To be done:
Write out the material exactly. Do not include the pictures.

Data for this task:
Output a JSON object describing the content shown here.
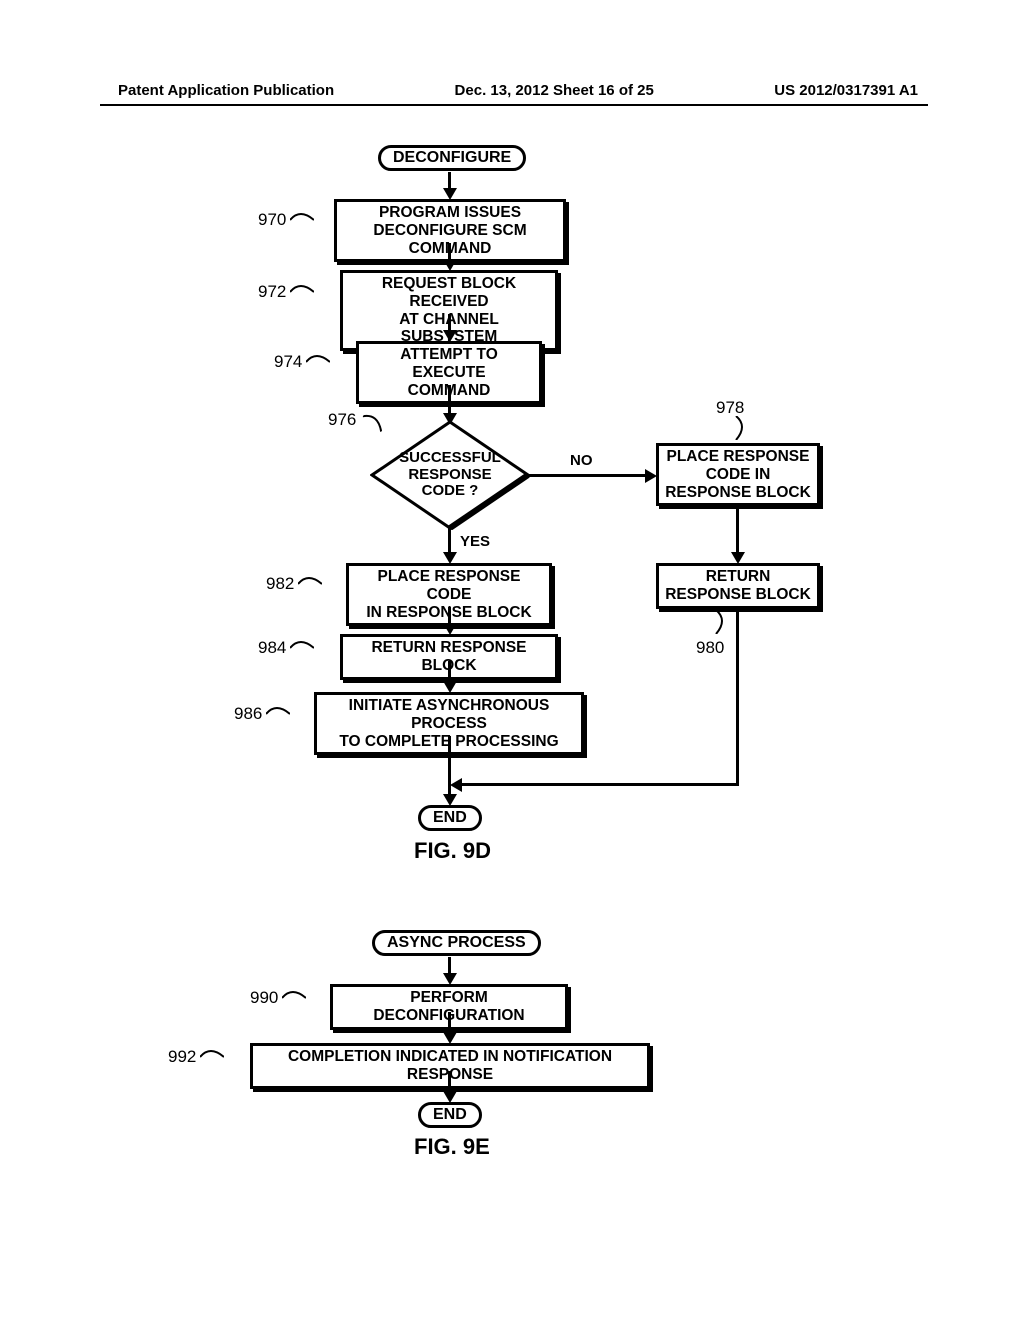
{
  "header": {
    "left": "Patent Application Publication",
    "center": "Dec. 13, 2012  Sheet 16 of 25",
    "right": "US 2012/0317391 A1"
  },
  "fig9d": {
    "start": "DECONFIGURE",
    "n970": "PROGRAM ISSUES\nDECONFIGURE SCM COMMAND",
    "n972": "REQUEST BLOCK RECEIVED\nAT CHANNEL SUBSYSTEM",
    "n974": "ATTEMPT TO EXECUTE\nCOMMAND",
    "n976": "SUCCESSFUL\nRESPONSE\nCODE ?",
    "edge_no": "NO",
    "edge_yes": "YES",
    "n978": "PLACE RESPONSE\nCODE IN\nRESPONSE BLOCK",
    "n980": "RETURN\nRESPONSE BLOCK",
    "n982": "PLACE RESPONSE CODE\nIN RESPONSE BLOCK",
    "n984": "RETURN RESPONSE BLOCK",
    "n986": "INITIATE ASYNCHRONOUS PROCESS\nTO COMPLETE PROCESSING",
    "end": "END",
    "label": "FIG. 9D",
    "refs": {
      "r970": "970",
      "r972": "972",
      "r974": "974",
      "r976": "976",
      "r978": "978",
      "r980": "980",
      "r982": "982",
      "r984": "984",
      "r986": "986"
    }
  },
  "fig9e": {
    "start": "ASYNC PROCESS",
    "n990": "PERFORM DECONFIGURATION",
    "n992": "COMPLETION INDICATED IN NOTIFICATION RESPONSE",
    "end": "END",
    "label": "FIG. 9E",
    "refs": {
      "r990": "990",
      "r992": "992"
    }
  }
}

Finished task:
Output a JSON object describing the content shown here.
{
  "header": {
    "left": "Patent Application Publication",
    "center": "Dec. 13, 2012  Sheet 16 of 25",
    "right": "US 2012/0317391 A1"
  },
  "fig9d": {
    "start": "DECONFIGURE",
    "n970": "PROGRAM ISSUES\nDECONFIGURE SCM COMMAND",
    "n972": "REQUEST BLOCK RECEIVED\nAT CHANNEL SUBSYSTEM",
    "n974": "ATTEMPT TO EXECUTE\nCOMMAND",
    "n976": "SUCCESSFUL\nRESPONSE\nCODE ?",
    "edge_no": "NO",
    "edge_yes": "YES",
    "n978": "PLACE RESPONSE\nCODE IN\nRESPONSE BLOCK",
    "n980": "RETURN\nRESPONSE BLOCK",
    "n982": "PLACE RESPONSE CODE\nIN RESPONSE BLOCK",
    "n984": "RETURN RESPONSE BLOCK",
    "n986": "INITIATE ASYNCHRONOUS PROCESS\nTO COMPLETE PROCESSING",
    "end": "END",
    "label": "FIG. 9D",
    "refs": {
      "r970": "970",
      "r972": "972",
      "r974": "974",
      "r976": "976",
      "r978": "978",
      "r980": "980",
      "r982": "982",
      "r984": "984",
      "r986": "986"
    }
  },
  "fig9e": {
    "start": "ASYNC PROCESS",
    "n990": "PERFORM DECONFIGURATION",
    "n992": "COMPLETION INDICATED IN NOTIFICATION RESPONSE",
    "end": "END",
    "label": "FIG. 9E",
    "refs": {
      "r990": "990",
      "r992": "992"
    }
  }
}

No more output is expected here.